**WRITTEN EXERCISE:** Reproduce the material in full, exactly as written.

**RECORDS TO PROCESS:**
>>>>

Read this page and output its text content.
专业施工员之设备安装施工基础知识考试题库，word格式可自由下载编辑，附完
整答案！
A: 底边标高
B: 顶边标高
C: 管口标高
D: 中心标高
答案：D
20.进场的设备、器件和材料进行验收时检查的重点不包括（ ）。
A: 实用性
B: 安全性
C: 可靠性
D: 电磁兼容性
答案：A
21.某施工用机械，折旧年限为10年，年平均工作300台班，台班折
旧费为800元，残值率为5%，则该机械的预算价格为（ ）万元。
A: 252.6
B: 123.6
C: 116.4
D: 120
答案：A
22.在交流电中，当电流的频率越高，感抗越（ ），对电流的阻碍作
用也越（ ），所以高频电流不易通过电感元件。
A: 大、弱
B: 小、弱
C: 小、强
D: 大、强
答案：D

<<<<

**EXERCISE RESULT:**
Read this page and output its text content.
专业施工员之设备安装施工基础知识考试题库，word格式可自由下载编辑，附完
整答案！
A: 底边标高
B: 顶边标高
C: 管口标高
D: 中心标高
答案：D
20.进场的设备、器件和材料进行验收时检查的重点不包括（ ）。
A: 实用性
B: 安全性
C: 可靠性
D: 电磁兼容性
答案：A
21.某施工用机械，折旧年限为10年，年平均工作300台班，台班折
旧费为800元，残值率为5%，则该机械的预算价格为（ ）万元。
A: 252.6
B: 123.6
C: 116.4
D: 120
答案：A
22.在交流电中，当电流的频率越高，感抗越（ ），对电流的阻碍作
用也越（ ），所以高频电流不易通过电感元件。
A: 大、弱
B: 小、弱
C: 小、强
D: 大、强
答案：D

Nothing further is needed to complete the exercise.